■ EXERCISE AIM
Skip every picture and transcribe the remaining material exactly.

===== DATA

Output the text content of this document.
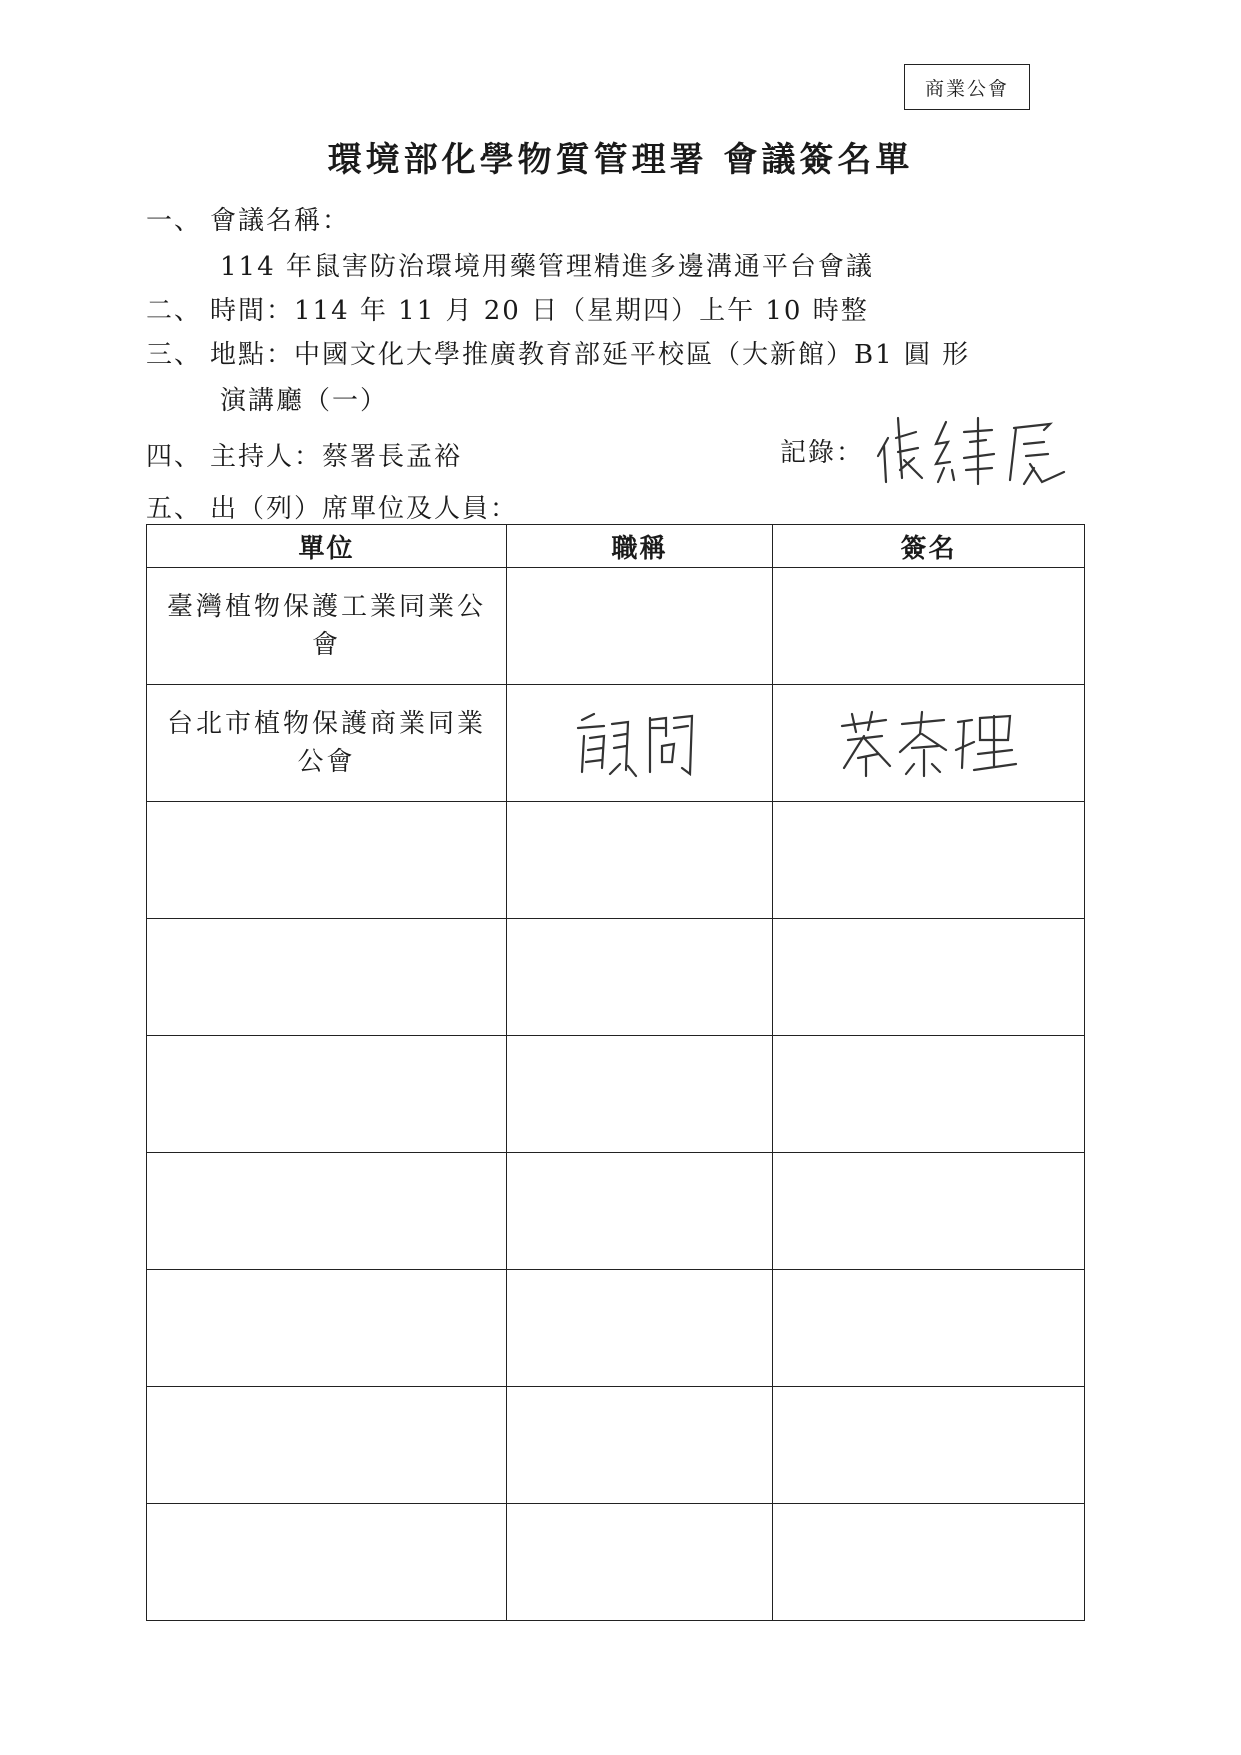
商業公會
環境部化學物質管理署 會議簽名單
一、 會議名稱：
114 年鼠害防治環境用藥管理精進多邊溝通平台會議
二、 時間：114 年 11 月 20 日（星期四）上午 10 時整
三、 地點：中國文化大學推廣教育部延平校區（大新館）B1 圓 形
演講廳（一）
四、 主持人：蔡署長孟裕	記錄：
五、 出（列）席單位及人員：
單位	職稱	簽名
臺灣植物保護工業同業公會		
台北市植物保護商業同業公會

==========

■ SOLUTION FOR THIS EXERCISE
Output the text content of this document.
商業公會
環境部化學物質管理署 會議簽名單
一、 會議名稱：
114 年鼠害防治環境用藥管理精進多邊溝通平台會議
二、 時間：114 年 11 月 20 日（星期四）上午 10 時整
三、 地點：中國文化大學推廣教育部延平校區（大新館）B1 圓 形
演講廳（一）
四、 主持人：蔡署長孟裕	記錄：
五、 出（列）席單位及人員：
單位	職稱	簽名
臺灣植物保護工業同業公會		
台北市植物保護商業同業公會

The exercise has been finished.